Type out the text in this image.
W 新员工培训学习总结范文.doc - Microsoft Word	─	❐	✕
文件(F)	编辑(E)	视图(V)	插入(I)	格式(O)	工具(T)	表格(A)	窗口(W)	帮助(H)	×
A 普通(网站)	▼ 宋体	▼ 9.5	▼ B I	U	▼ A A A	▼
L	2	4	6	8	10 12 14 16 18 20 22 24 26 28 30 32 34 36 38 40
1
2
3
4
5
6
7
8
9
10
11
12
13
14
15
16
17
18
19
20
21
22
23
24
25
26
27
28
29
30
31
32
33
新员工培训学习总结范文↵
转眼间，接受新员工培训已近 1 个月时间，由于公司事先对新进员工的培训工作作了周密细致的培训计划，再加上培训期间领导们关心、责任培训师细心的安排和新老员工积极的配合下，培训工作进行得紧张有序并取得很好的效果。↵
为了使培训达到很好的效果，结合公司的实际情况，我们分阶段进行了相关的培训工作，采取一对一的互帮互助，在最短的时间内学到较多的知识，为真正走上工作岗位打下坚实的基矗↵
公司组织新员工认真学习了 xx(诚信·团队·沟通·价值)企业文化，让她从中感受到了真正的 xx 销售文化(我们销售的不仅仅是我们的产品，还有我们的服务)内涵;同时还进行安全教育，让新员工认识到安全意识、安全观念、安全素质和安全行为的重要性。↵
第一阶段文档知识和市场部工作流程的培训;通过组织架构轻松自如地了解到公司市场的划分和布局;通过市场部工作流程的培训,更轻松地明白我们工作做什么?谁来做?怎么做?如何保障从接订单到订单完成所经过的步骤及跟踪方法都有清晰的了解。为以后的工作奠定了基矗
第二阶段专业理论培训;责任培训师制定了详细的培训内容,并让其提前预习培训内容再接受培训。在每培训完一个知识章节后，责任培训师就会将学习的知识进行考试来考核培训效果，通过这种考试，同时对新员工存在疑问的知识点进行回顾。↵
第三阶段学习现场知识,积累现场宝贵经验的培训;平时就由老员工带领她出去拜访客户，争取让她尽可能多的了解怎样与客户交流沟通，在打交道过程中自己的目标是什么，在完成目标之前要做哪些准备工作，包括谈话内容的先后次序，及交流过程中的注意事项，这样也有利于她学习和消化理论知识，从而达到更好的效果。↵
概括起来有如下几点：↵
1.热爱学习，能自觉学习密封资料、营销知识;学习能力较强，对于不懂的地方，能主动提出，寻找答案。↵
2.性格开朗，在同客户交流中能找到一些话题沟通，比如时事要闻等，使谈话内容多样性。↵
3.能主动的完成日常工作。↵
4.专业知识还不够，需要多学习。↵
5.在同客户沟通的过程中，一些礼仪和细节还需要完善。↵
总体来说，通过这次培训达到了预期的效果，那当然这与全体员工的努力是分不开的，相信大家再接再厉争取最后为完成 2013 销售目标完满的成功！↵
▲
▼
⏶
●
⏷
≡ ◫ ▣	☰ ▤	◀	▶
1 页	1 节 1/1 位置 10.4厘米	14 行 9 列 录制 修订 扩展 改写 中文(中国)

===

■ Required task ■
Locate the word "新员工培训学习总结范文" in the data above. Copy every line carrying it.

■ Output for this task ■
W 新员工培训学习总结范文.doc - Microsoft Word	─	❐	✕
新员工培训学习总结范文↵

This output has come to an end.